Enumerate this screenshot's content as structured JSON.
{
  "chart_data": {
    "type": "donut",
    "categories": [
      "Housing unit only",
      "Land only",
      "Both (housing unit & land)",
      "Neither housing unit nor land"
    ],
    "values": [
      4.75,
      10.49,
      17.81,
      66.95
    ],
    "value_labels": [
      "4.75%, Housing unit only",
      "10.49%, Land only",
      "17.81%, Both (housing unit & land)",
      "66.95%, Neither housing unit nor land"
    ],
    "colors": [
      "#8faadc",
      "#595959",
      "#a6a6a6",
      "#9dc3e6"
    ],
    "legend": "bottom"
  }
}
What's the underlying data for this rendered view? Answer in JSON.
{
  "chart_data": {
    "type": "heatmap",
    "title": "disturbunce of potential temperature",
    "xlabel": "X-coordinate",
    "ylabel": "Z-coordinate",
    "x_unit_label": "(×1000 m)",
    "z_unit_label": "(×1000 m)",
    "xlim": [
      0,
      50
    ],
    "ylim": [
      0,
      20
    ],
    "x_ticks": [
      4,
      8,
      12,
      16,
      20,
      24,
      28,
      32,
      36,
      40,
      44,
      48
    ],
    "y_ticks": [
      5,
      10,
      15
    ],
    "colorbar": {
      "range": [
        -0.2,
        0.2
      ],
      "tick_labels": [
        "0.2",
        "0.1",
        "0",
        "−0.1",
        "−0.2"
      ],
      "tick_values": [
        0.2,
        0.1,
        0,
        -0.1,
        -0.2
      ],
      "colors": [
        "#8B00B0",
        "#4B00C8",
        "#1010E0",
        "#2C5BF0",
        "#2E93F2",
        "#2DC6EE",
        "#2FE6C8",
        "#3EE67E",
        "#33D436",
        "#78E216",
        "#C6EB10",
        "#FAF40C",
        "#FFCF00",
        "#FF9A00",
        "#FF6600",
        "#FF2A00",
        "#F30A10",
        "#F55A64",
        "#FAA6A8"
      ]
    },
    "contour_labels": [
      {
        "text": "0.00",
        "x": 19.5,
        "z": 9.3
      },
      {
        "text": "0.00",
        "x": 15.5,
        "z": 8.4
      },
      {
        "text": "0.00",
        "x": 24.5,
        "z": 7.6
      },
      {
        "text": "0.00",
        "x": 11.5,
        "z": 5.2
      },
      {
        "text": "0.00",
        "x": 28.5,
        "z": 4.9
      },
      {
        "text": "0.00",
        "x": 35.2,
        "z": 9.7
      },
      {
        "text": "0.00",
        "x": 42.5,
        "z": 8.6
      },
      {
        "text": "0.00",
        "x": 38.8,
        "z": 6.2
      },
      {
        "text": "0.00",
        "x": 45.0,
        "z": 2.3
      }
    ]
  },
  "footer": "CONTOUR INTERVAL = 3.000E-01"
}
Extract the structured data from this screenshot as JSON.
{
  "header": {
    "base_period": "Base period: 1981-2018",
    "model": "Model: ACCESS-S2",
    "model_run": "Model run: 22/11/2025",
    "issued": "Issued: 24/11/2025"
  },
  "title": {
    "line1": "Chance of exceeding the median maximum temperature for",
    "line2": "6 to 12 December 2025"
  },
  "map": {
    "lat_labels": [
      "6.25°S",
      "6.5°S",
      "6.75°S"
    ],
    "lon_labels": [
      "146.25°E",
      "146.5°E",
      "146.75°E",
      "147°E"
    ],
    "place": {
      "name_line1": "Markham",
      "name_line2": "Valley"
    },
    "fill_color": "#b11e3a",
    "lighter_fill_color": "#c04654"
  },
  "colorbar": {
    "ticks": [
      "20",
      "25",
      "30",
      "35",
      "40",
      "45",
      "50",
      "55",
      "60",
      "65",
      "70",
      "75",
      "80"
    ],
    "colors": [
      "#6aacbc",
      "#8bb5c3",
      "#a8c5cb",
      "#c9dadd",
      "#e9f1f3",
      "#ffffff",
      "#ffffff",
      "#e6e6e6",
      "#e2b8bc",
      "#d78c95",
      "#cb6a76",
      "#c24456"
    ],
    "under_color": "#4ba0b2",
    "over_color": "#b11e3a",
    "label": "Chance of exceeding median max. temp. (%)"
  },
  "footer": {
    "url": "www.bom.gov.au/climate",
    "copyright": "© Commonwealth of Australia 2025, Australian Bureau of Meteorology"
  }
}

───

- _Short problem_: Exactly as written, give again every line from the one containing "Extract the structured" through the last line of the material above, and no other lines.

- _Exercise result_:
Extract the structured data from this screenshot as JSON.
{
  "header": {
    "base_period": "Base period: 1981-2018",
    "model": "Model: ACCESS-S2",
    "model_run": "Model run: 22/11/2025",
    "issued": "Issued: 24/11/2025"
  },
  "title": {
    "line1": "Chance of exceeding the median maximum temperature for",
    "line2": "6 to 12 December 2025"
  },
  "map": {
    "lat_labels": [
      "6.25°S",
      "6.5°S",
      "6.75°S"
    ],
    "lon_labels": [
      "146.25°E",
      "146.5°E",
      "146.75°E",
      "147°E"
    ],
    "place": {
      "name_line1": "Markham",
      "name_line2": "Valley"
    },
    "fill_color": "#b11e3a",
    "lighter_fill_color": "#c04654"
  },
  "colorbar": {
    "ticks": [
      "20",
      "25",
      "30",
      "35",
      "40",
      "45",
      "50",
      "55",
      "60",
      "65",
      "70",
      "75",
      "80"
    ],
    "colors": [
      "#6aacbc",
      "#8bb5c3",
      "#a8c5cb",
      "#c9dadd",
      "#e9f1f3",
      "#ffffff",
      "#ffffff",
      "#e6e6e6",
      "#e2b8bc",
      "#d78c95",
      "#cb6a76",
      "#c24456"
    ],
    "under_color": "#4ba0b2",
    "over_color": "#b11e3a",
    "label": "Chance of exceeding median max. temp. (%)"
  },
  "footer": {
    "url": "www.bom.gov.au/climate",
    "copyright": "© Commonwealth of Australia 2025, Australian Bureau of Meteorology"
  }
}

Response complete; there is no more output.